• **EXERCISE PROMPT**:
Scan the data below for the string "σειρών". Show every line where it turns up.

• **INPUT MATERIAL**:
* * *
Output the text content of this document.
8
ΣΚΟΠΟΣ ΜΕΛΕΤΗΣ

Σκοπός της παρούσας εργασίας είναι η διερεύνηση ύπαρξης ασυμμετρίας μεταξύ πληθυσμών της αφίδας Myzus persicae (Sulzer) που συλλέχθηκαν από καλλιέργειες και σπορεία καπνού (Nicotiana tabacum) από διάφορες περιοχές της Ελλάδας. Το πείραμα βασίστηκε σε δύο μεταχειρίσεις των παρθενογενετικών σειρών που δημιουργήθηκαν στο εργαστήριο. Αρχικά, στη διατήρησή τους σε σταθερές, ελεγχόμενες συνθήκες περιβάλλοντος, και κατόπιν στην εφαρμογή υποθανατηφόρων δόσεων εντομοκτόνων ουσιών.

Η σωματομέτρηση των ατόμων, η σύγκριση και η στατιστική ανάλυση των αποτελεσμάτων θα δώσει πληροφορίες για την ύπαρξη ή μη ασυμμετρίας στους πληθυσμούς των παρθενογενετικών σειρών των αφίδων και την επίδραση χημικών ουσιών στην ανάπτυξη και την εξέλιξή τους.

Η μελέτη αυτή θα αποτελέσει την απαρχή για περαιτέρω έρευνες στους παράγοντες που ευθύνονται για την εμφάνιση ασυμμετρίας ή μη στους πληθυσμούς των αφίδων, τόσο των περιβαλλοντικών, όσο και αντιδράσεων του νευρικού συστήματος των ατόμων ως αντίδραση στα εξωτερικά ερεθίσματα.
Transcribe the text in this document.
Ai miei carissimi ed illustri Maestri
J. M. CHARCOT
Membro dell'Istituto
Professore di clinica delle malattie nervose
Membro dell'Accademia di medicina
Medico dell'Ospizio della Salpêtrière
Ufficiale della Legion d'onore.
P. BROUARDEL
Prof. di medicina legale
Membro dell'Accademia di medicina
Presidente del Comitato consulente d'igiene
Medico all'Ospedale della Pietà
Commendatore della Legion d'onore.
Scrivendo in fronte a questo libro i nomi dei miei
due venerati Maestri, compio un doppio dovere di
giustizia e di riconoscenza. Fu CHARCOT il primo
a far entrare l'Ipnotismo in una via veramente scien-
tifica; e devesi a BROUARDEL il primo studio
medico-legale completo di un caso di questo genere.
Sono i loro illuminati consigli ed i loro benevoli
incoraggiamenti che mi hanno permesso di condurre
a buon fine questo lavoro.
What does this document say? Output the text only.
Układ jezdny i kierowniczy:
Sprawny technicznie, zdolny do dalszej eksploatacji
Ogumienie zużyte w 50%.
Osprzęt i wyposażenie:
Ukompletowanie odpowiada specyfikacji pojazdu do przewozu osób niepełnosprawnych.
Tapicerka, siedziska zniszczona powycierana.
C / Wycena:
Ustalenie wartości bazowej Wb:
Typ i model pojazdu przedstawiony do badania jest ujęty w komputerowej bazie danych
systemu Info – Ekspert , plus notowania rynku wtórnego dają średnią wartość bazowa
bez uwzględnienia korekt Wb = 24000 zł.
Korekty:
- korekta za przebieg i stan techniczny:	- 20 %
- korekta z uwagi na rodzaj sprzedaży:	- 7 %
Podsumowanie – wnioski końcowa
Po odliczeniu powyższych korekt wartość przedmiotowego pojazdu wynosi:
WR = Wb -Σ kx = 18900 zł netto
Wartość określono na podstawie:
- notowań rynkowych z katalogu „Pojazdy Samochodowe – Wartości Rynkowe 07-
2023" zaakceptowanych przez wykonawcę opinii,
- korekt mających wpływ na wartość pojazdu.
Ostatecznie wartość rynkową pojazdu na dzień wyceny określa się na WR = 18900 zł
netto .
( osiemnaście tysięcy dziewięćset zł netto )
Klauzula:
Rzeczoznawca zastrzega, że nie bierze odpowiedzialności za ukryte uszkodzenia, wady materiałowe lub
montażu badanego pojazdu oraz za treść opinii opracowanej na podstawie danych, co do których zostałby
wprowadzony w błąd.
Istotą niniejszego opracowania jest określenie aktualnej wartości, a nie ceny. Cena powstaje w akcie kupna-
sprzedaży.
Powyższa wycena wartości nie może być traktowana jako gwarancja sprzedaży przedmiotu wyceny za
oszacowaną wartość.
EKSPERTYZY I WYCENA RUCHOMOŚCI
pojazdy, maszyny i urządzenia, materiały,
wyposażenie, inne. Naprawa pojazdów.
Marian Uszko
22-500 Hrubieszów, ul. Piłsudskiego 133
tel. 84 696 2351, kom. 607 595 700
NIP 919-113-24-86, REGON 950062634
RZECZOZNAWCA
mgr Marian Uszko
* * *
• **ANSWER**:
Σκοπός της παρούσας εργασίας είναι η διερεύνηση ύπαρξης ασυμμετρίας μεταξύ πληθυσμών της αφίδας Myzus persicae (Sulzer) που συλλέχθηκαν από καλλιέργειες και σπορεία καπνού (Nicotiana tabacum) από διάφορες περιοχές της Ελλάδας. Το πείραμα βασίστηκε σε δύο μεταχειρίσεις των παρθενογενετικών σειρών που δημιουργήθηκαν στο εργαστήριο. Αρχικά, στη διατήρησή τους σε σταθερές, ελεγχόμενες συνθήκες περιβάλλοντος, και κατόπιν στην εφαρμογή υποθανατηφόρων δόσεων εντομοκτόνων ουσιών.
Η σωματομέτρηση των ατόμων, η σύγκριση και η στατιστική ανάλυση των αποτελεσμάτων θα δώσει πληροφορίες για την ύπαρξη ή μη ασυμμετρίας στους πληθυσμούς των παρθενογενετικών σειρών των αφίδων και την επίδραση χημικών ουσιών στην ανάπτυξη και την εξέλιξή τους.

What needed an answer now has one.